(Structured figure records)
---

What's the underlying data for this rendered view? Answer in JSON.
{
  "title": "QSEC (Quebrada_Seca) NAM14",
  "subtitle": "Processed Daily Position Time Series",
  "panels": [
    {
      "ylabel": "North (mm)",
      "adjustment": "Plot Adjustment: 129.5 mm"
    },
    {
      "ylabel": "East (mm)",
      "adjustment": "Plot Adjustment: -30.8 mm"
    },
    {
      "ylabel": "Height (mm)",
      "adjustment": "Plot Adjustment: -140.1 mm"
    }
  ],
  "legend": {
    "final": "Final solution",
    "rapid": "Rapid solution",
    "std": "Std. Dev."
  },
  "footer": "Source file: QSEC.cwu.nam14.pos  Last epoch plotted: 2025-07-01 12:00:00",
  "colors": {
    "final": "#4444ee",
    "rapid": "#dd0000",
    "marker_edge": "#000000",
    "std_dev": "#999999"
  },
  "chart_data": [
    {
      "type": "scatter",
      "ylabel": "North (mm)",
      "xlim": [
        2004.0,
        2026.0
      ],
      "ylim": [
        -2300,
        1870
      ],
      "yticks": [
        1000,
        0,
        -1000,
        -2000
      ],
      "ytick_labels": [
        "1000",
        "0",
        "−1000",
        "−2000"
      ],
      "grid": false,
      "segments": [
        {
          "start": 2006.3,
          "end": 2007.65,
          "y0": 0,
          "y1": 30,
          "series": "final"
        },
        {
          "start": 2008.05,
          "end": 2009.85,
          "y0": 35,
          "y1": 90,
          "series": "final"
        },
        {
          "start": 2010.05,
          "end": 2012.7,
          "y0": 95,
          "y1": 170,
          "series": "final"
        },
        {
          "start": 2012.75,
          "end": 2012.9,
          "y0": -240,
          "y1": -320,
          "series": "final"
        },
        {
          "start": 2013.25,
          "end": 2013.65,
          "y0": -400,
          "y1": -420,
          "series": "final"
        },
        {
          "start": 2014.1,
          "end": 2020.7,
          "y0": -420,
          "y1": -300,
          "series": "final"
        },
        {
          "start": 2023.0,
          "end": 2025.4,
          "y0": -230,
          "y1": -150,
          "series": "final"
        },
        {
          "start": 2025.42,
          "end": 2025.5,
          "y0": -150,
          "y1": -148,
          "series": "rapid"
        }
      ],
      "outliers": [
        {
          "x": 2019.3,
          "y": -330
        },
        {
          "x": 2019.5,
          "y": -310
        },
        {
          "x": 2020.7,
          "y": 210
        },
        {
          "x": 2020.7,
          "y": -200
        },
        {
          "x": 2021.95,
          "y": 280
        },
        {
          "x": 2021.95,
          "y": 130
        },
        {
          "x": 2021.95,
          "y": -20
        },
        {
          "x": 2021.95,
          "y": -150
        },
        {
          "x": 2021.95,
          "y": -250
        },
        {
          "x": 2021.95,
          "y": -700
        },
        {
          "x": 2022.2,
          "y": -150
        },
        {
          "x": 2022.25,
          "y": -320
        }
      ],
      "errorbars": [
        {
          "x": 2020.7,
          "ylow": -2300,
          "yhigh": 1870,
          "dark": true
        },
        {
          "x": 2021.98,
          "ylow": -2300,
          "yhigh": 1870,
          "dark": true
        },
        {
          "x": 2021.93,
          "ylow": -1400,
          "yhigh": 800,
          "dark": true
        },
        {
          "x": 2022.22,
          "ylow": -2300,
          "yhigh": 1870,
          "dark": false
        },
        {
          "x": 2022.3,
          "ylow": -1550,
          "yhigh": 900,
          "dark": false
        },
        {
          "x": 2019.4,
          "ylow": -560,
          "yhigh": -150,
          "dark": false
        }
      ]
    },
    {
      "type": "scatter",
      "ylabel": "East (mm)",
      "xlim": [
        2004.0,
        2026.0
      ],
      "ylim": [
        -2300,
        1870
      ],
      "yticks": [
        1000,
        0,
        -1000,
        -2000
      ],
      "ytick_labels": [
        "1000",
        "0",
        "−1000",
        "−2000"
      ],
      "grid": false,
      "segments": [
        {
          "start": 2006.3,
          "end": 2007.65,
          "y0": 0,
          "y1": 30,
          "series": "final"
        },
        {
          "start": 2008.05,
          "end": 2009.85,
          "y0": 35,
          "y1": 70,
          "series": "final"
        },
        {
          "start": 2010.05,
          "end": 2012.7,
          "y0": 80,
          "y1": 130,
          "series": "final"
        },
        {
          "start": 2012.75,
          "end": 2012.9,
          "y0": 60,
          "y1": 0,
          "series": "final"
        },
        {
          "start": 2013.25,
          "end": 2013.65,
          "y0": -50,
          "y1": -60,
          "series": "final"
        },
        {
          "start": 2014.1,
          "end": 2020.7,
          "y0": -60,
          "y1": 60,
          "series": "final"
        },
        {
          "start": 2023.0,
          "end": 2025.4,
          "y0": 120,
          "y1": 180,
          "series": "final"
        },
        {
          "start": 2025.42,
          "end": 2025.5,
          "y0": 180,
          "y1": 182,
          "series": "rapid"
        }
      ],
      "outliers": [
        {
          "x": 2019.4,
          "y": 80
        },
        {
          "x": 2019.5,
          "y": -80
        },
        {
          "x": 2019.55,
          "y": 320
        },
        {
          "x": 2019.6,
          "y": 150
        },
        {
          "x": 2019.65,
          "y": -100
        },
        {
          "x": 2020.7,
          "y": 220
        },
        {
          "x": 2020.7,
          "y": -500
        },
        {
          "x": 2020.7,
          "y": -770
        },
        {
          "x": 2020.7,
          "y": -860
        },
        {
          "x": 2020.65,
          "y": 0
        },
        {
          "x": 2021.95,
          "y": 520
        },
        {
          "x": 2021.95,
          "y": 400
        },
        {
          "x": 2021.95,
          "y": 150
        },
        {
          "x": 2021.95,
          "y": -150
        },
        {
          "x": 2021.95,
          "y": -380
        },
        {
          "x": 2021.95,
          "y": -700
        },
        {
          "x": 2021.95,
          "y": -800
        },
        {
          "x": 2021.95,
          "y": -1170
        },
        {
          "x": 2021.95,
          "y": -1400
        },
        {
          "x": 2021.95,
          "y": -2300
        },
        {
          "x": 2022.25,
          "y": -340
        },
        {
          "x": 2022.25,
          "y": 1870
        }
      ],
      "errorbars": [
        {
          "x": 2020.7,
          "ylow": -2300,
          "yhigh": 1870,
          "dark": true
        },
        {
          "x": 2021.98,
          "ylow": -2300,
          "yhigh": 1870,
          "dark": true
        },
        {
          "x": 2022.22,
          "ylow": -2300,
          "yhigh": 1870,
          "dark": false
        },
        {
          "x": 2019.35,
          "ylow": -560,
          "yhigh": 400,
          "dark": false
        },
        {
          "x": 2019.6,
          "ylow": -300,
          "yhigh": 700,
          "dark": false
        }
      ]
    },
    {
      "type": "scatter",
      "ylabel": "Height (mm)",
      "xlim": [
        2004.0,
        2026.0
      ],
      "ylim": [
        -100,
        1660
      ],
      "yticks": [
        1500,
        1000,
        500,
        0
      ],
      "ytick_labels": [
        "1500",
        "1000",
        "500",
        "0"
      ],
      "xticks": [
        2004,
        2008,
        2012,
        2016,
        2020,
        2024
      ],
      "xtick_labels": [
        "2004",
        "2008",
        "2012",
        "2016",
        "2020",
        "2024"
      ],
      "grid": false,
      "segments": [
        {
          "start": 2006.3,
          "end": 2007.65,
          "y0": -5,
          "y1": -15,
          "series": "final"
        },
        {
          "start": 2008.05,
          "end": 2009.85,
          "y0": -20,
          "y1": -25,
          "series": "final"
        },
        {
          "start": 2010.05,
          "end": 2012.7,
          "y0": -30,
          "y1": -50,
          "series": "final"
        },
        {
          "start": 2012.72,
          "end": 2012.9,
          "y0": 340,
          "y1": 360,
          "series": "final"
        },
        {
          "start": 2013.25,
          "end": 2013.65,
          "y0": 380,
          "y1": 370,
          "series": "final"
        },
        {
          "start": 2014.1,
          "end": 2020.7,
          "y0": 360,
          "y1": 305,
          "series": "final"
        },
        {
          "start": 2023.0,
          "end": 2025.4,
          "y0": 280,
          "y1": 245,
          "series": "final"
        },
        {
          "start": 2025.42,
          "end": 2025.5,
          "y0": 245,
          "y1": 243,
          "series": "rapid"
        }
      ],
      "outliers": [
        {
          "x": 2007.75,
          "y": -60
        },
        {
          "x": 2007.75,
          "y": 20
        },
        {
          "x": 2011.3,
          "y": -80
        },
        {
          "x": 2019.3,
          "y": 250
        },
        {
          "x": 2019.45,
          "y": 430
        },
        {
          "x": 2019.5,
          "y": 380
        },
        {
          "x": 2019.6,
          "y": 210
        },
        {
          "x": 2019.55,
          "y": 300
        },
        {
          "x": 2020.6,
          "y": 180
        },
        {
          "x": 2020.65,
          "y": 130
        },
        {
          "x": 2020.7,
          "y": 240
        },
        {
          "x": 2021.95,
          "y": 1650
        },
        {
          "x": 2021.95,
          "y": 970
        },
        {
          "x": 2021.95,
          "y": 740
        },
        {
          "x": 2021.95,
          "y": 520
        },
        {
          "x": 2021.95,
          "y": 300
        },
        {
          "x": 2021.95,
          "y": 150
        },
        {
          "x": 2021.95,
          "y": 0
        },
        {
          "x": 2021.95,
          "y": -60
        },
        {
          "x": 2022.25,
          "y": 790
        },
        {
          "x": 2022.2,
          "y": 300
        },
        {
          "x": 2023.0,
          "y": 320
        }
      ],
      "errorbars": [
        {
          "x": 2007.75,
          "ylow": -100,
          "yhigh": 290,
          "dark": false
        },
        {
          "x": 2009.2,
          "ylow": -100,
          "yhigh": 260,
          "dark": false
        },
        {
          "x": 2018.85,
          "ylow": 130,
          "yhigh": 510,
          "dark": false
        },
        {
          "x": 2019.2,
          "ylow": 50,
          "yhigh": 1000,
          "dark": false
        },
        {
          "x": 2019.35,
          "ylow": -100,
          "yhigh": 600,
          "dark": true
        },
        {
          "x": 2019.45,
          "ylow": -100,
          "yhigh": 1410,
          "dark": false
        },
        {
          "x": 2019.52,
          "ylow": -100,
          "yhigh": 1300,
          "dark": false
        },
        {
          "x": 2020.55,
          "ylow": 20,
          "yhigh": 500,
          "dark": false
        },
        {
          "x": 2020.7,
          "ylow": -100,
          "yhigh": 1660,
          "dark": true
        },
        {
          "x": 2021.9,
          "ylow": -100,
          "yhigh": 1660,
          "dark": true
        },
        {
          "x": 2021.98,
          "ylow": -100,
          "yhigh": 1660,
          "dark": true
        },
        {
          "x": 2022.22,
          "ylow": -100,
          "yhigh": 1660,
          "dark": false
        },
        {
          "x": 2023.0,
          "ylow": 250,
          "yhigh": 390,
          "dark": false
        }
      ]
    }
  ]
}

---

Exercise directions:
Copy out each line of the records where the string "solution" appears.

Output of the exercise:
    "final": "Final solution",
    "rapid": "Rapid solution",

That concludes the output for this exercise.